• EXTRACTED INFORMATION:
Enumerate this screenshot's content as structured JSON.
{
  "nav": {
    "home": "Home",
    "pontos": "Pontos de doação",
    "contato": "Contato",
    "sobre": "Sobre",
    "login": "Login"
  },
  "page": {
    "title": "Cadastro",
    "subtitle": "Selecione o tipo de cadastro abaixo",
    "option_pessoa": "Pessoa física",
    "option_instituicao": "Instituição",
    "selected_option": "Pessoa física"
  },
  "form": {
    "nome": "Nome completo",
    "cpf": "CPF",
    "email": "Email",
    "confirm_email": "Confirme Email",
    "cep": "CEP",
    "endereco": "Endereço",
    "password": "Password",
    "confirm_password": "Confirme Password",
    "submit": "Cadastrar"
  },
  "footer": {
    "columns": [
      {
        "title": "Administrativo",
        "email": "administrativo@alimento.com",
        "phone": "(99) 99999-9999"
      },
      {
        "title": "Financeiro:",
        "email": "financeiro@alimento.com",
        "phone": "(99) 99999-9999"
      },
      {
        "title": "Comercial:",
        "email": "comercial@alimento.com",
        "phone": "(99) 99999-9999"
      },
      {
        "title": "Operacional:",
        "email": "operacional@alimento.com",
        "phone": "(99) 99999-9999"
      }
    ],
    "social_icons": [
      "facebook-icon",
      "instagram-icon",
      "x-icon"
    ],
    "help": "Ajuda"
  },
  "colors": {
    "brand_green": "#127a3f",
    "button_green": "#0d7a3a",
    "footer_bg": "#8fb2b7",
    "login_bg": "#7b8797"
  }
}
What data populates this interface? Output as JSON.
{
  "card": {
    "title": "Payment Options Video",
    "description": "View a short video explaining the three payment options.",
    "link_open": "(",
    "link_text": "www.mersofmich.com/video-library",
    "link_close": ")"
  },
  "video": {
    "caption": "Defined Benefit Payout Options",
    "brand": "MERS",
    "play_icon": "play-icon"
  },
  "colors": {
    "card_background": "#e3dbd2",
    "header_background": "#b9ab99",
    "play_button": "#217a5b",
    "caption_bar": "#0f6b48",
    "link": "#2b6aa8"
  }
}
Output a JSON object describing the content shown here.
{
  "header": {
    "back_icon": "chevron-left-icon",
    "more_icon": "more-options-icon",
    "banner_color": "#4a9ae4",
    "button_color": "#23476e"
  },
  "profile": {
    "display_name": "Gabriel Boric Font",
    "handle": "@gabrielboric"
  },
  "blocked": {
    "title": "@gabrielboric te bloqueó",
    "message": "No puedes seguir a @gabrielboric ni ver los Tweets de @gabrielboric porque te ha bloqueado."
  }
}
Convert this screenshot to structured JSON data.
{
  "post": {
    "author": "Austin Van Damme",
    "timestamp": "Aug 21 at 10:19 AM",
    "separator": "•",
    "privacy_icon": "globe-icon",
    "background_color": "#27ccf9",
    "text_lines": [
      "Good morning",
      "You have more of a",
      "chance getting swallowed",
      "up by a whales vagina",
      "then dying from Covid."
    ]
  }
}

• EXERCISE GOAL: Copy out the full material exactly as it appears.

• WRITTEN RESPONSE:
Enumerate this screenshot's content as structured JSON.
{
  "nav": {
    "home": "Home",
    "pontos": "Pontos de doação",
    "contato": "Contato",
    "sobre": "Sobre",
    "login": "Login"
  },
  "page": {
    "title": "Cadastro",
    "subtitle": "Selecione o tipo de cadastro abaixo",
    "option_pessoa": "Pessoa física",
    "option_instituicao": "Instituição",
    "selected_option": "Pessoa física"
  },
  "form": {
    "nome": "Nome completo",
    "cpf": "CPF",
    "email": "Email",
    "confirm_email": "Confirme Email",
    "cep": "CEP",
    "endereco": "Endereço",
    "password": "Password",
    "confirm_password": "Confirme Password",
    "submit": "Cadastrar"
  },
  "footer": {
    "columns": [
      {
        "title": "Administrativo",
        "email": "administrativo@alimento.com",
        "phone": "(99) 99999-9999"
      },
      {
        "title": "Financeiro:",
        "email": "financeiro@alimento.com",
        "phone": "(99) 99999-9999"
      },
      {
        "title": "Comercial:",
        "email": "comercial@alimento.com",
        "phone": "(99) 99999-9999"
      },
      {
        "title": "Operacional:",
        "email": "operacional@alimento.com",
        "phone": "(99) 99999-9999"
      }
    ],
    "social_icons": [
      "facebook-icon",
      "instagram-icon",
      "x-icon"
    ],
    "help": "Ajuda"
  },
  "colors": {
    "brand_green": "#127a3f",
    "button_green": "#0d7a3a",
    "footer_bg": "#8fb2b7",
    "login_bg": "#7b8797"
  }
}
What data populates this interface? Output as JSON.
{
  "card": {
    "title": "Payment Options Video",
    "description": "View a short video explaining the three payment options.",
    "link_open": "(",
    "link_text": "www.mersofmich.com/video-library",
    "link_close": ")"
  },
  "video": {
    "caption": "Defined Benefit Payout Options",
    "brand": "MERS",
    "play_icon": "play-icon"
  },
  "colors": {
    "card_background": "#e3dbd2",
    "header_background": "#b9ab99",
    "play_button": "#217a5b",
    "caption_bar": "#0f6b48",
    "link": "#2b6aa8"
  }
}
Output a JSON object describing the content shown here.
{
  "header": {
    "back_icon": "chevron-left-icon",
    "more_icon": "more-options-icon",
    "banner_color": "#4a9ae4",
    "button_color": "#23476e"
  },
  "profile": {
    "display_name": "Gabriel Boric Font",
    "handle": "@gabrielboric"
  },
  "blocked": {
    "title": "@gabrielboric te bloqueó",
    "message": "No puedes seguir a @gabrielboric ni ver los Tweets de @gabrielboric porque te ha bloqueado."
  }
}
Convert this screenshot to structured JSON data.
{
  "post": {
    "author": "Austin Van Damme",
    "timestamp": "Aug 21 at 10:19 AM",
    "separator": "•",
    "privacy_icon": "globe-icon",
    "background_color": "#27ccf9",
    "text_lines": [
      "Good morning",
      "You have more of a",
      "chance getting swallowed",
      "up by a whales vagina",
      "then dying from Covid."
    ]
  }
}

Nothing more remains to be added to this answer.